● **Task goal**: In the listing below, identify each line with the word "syscfg" and return those lines.

+-------+

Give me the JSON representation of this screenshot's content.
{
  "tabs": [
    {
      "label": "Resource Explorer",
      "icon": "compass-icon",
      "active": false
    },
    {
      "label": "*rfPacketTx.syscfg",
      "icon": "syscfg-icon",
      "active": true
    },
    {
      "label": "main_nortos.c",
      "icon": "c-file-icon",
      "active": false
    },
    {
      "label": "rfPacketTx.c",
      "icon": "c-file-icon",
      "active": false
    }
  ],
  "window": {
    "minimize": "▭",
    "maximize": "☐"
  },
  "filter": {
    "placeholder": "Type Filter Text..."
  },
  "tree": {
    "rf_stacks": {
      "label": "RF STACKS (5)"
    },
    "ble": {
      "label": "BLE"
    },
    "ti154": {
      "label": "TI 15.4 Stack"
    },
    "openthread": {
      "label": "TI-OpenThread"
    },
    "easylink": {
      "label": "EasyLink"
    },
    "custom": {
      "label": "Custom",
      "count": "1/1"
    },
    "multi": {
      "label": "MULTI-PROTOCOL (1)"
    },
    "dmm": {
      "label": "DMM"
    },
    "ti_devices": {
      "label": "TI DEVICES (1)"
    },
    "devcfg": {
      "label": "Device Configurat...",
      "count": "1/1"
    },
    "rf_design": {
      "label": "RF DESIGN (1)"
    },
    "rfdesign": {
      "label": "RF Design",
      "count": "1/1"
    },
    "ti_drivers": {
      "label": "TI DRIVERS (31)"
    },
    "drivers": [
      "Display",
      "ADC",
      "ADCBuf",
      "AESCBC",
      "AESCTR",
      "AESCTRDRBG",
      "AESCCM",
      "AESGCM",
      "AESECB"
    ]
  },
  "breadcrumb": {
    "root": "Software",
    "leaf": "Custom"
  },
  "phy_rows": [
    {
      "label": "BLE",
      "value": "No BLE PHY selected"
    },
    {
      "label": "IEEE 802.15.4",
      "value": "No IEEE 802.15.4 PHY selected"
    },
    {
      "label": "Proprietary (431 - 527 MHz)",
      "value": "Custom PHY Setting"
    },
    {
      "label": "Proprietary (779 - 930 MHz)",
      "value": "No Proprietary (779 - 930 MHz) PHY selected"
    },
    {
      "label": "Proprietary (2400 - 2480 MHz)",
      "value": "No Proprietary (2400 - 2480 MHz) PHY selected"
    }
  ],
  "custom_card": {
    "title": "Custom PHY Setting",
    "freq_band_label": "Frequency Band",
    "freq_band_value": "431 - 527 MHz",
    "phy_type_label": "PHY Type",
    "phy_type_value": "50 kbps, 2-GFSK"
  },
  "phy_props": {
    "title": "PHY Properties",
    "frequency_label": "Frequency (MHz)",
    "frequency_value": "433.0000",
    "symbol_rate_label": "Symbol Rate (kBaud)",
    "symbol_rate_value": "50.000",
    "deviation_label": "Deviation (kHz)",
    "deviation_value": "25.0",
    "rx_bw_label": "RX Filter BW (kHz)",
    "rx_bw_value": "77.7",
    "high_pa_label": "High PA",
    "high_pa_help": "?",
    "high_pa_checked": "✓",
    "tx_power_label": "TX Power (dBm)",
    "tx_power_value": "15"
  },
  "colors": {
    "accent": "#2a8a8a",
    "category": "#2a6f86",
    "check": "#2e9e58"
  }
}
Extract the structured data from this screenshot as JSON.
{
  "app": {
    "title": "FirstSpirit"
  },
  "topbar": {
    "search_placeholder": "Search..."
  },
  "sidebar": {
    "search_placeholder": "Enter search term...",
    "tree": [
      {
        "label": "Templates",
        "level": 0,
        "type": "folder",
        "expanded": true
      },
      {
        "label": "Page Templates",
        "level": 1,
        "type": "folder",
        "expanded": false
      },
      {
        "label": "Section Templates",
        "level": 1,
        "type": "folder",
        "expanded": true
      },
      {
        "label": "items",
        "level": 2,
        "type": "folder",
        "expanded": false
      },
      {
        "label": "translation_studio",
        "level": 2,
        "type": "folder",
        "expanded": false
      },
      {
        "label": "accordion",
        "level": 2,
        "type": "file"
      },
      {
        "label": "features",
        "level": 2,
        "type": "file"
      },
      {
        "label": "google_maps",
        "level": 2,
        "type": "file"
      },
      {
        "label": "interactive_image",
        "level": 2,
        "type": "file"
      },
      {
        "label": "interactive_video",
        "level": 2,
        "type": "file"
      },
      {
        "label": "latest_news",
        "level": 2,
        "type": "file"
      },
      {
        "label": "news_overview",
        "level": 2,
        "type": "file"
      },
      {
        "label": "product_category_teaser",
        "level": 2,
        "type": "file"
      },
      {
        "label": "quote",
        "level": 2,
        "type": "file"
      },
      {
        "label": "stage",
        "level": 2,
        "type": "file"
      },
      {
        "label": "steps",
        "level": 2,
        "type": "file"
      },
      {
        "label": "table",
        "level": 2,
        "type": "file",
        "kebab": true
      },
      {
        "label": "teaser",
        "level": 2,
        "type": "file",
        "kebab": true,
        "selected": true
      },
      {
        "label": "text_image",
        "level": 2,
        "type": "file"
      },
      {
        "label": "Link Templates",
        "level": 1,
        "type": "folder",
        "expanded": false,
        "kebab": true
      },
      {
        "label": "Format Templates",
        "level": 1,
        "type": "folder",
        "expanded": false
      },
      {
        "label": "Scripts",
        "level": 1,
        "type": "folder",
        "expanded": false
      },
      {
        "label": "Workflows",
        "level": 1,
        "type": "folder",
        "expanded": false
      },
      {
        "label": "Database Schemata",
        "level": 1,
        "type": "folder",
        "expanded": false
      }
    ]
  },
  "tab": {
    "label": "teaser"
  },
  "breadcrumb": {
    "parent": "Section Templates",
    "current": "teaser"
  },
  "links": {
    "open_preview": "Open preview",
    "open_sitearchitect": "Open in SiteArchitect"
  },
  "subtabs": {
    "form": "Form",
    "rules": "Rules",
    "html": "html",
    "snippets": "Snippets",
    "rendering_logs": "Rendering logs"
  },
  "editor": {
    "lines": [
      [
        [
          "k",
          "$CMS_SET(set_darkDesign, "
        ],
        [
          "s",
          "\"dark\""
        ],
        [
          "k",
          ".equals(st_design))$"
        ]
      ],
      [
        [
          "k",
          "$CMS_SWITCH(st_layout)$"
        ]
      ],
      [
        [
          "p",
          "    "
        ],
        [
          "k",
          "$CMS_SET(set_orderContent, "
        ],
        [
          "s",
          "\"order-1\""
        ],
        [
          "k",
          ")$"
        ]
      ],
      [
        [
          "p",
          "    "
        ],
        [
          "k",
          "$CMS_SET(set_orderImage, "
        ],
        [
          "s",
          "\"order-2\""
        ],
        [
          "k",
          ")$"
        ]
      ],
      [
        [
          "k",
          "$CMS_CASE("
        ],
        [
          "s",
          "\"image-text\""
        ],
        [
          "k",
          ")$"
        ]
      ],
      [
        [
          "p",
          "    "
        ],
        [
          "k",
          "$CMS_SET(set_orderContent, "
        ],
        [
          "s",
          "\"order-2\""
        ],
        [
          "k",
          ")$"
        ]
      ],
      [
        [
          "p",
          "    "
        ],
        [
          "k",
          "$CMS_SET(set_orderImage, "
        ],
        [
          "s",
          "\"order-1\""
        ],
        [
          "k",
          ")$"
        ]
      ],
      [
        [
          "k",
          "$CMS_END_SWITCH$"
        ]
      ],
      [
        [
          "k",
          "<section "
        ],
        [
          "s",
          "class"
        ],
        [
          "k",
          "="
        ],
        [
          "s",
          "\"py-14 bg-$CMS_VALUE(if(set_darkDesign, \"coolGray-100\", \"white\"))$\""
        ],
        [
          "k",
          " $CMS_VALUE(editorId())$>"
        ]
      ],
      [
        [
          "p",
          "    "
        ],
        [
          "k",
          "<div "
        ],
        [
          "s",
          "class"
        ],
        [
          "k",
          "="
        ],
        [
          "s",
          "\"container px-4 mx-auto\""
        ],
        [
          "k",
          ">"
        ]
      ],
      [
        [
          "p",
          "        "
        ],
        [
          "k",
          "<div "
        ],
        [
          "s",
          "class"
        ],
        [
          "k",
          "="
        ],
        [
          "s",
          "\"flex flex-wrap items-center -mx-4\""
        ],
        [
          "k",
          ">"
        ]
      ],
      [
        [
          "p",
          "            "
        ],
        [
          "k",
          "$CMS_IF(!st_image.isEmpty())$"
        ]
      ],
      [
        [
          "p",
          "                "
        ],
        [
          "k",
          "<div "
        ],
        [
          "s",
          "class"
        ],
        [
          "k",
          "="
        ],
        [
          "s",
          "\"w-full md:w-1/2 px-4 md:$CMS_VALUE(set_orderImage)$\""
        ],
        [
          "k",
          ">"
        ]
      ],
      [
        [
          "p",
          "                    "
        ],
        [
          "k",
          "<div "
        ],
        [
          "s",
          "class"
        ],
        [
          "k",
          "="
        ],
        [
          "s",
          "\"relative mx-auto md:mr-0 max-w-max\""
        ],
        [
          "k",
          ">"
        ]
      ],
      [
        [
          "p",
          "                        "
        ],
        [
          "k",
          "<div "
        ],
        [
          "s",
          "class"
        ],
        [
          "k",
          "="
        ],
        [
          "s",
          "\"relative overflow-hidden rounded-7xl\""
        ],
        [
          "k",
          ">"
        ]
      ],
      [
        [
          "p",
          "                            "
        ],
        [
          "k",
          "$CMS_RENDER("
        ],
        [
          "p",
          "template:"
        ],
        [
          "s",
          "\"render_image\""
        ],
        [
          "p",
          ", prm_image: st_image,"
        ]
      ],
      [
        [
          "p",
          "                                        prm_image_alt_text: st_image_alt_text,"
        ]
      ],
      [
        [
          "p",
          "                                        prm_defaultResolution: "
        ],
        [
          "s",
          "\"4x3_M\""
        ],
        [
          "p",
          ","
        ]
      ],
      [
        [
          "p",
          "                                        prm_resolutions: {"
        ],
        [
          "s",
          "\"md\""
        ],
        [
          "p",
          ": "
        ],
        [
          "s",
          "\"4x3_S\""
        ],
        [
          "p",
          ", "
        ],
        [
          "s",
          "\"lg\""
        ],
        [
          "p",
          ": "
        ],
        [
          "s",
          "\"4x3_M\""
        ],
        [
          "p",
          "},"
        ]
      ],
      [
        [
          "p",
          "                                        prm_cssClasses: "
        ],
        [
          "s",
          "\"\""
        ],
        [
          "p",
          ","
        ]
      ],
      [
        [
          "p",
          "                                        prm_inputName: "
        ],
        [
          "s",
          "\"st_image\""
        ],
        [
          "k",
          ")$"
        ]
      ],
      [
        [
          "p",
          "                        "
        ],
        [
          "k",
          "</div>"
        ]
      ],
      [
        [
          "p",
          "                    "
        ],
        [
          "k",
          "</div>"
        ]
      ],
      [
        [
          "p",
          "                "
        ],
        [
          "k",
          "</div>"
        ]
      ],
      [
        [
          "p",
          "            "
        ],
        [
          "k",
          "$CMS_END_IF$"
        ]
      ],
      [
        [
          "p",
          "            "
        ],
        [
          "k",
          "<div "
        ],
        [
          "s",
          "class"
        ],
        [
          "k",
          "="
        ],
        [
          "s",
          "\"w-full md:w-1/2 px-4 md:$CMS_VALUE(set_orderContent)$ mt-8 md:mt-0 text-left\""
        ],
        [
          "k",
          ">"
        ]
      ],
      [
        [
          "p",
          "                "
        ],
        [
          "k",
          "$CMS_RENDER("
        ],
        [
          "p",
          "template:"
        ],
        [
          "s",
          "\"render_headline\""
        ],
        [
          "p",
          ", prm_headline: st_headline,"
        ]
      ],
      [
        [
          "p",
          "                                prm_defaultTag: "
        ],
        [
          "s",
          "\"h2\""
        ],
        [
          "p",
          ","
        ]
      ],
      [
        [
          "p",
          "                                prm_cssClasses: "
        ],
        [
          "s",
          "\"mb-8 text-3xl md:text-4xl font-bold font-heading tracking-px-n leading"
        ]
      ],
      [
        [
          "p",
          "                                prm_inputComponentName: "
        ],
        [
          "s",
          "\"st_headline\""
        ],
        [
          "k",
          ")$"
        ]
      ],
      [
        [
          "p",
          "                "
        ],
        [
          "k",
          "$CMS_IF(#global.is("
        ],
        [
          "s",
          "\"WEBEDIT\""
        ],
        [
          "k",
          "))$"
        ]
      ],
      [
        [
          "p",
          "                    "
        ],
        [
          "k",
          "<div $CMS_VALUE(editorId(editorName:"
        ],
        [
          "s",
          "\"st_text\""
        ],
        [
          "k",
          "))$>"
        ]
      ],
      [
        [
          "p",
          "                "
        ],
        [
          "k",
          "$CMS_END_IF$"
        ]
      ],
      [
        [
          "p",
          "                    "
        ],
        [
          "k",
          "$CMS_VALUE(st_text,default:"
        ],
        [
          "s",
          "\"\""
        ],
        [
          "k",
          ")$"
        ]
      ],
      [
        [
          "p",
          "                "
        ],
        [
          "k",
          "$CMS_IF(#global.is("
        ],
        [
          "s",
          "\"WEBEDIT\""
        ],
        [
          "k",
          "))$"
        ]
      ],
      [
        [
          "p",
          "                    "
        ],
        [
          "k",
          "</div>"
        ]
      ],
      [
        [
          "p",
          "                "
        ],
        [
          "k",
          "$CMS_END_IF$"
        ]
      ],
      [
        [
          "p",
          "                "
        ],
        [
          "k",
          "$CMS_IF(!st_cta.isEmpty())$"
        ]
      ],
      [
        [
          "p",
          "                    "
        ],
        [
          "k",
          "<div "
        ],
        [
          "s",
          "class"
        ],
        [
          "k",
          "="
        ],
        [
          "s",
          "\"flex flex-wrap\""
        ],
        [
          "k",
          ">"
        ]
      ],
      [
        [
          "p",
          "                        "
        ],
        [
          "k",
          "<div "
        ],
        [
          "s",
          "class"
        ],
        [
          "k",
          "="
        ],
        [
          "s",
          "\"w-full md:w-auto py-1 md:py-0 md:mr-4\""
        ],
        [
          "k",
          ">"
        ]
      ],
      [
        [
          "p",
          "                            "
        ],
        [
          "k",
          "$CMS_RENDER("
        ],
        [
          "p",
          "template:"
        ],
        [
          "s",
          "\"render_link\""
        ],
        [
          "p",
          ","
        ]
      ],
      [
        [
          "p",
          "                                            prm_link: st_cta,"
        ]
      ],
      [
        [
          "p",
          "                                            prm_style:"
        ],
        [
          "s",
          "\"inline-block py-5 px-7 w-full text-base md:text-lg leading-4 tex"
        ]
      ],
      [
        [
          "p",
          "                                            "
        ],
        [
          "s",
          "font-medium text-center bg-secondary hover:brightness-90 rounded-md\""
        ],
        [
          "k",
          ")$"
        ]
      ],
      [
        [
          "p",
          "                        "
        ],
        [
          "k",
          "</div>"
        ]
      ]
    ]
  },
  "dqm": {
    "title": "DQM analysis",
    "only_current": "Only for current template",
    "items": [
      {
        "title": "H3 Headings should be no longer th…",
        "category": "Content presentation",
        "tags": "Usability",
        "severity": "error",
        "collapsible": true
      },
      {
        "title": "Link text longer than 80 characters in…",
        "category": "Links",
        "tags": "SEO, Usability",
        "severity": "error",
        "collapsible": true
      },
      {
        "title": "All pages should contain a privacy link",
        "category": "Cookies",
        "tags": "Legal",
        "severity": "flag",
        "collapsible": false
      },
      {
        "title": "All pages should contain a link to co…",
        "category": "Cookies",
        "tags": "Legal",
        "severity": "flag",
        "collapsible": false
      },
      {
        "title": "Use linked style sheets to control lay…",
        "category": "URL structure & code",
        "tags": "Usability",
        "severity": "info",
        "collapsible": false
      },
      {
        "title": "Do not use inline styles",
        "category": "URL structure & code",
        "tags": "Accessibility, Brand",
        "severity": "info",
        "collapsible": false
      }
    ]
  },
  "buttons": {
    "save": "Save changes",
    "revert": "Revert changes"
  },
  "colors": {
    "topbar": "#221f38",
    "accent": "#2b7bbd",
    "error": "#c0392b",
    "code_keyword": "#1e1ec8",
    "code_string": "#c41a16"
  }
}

+-------+

● **Response**:
      "label": "*rfPacketTx.syscfg",
      "icon": "syscfg-icon",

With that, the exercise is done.